[OBJECTIVE]:
Leave out any picture and return the remaining listing below exactly as given.

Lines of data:

____

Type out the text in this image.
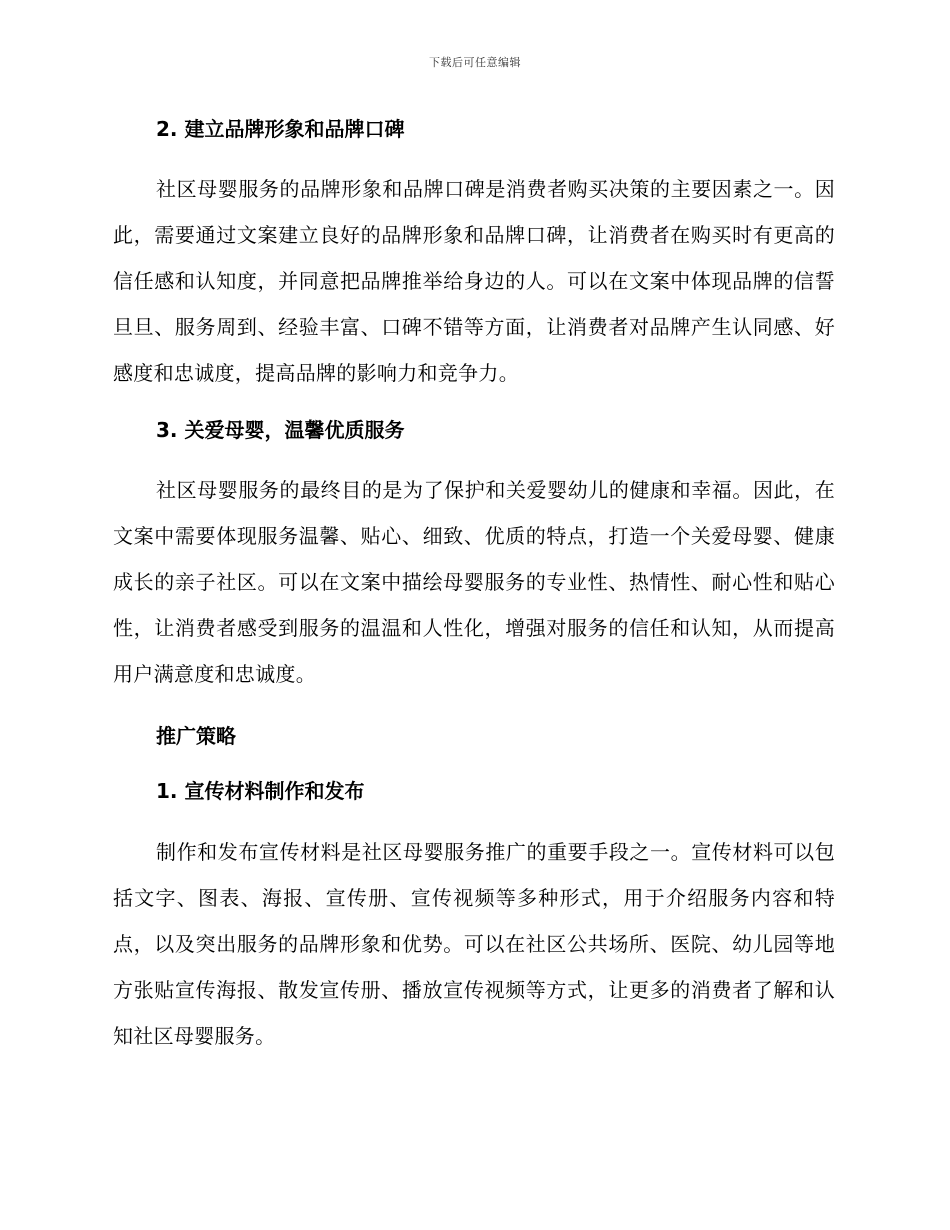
下载后可任意编辑

2. 建立品牌形象和品牌口碑

社区母婴服务的品牌形象和品牌口碑是消费者购买决策的主要因素之一。因此，需要通过文案建立良好的品牌形象和品牌口碑，让消费者在购买时有更高的信任感和认知度，并同意把品牌推举给身边的人。可以在文案中体现品牌的信誓旦旦、服务周到、经验丰富、口碑不错等方面，让消费者对品牌产生认同感、好感度和忠诚度，提高品牌的影响力和竞争力。

3. 关爱母婴，温馨优质服务

社区母婴服务的最终目的是为了保护和关爱婴幼儿的健康和幸福。因此，在文案中需要体现服务温馨、贴心、细致、优质的特点，打造一个关爱母婴、健康成长的亲子社区。可以在文案中描绘母婴服务的专业性、热情性、耐心性和贴心性，让消费者感受到服务的温温和人性化，增强对服务的信任和认知，从而提高用户满意度和忠诚度。

推广策略

1. 宣传材料制作和发布

制作和发布宣传材料是社区母婴服务推广的重要手段之一。宣传材料可以包括文字、图表、海报、宣传册、宣传视频等多种形式，用于介绍服务内容和特点，以及突出服务的品牌形象和优势。可以在社区公共场所、医院、幼儿园等地方张贴宣传海报、散发宣传册、播放宣传视频等方式，让更多的消费者了解和认知社区母婴服务。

____

[RESPONSE TO THIS EXERCISE]:
Type out the text in this image.
下载后可任意编辑

2. 建立品牌形象和品牌口碑

社区母婴服务的品牌形象和品牌口碑是消费者购买决策的主要因素之一。因此，需要通过文案建立良好的品牌形象和品牌口碑，让消费者在购买时有更高的信任感和认知度，并同意把品牌推举给身边的人。可以在文案中体现品牌的信誓旦旦、服务周到、经验丰富、口碑不错等方面，让消费者对品牌产生认同感、好感度和忠诚度，提高品牌的影响力和竞争力。

3. 关爱母婴，温馨优质服务

社区母婴服务的最终目的是为了保护和关爱婴幼儿的健康和幸福。因此，在文案中需要体现服务温馨、贴心、细致、优质的特点，打造一个关爱母婴、健康成长的亲子社区。可以在文案中描绘母婴服务的专业性、热情性、耐心性和贴心性，让消费者感受到服务的温温和人性化，增强对服务的信任和认知，从而提高用户满意度和忠诚度。

推广策略

1. 宣传材料制作和发布

制作和发布宣传材料是社区母婴服务推广的重要手段之一。宣传材料可以包括文字、图表、海报、宣传册、宣传视频等多种形式，用于介绍服务内容和特点，以及突出服务的品牌形象和优势。可以在社区公共场所、医院、幼儿园等地方张贴宣传海报、散发宣传册、播放宣传视频等方式，让更多的消费者了解和认知社区母婴服务。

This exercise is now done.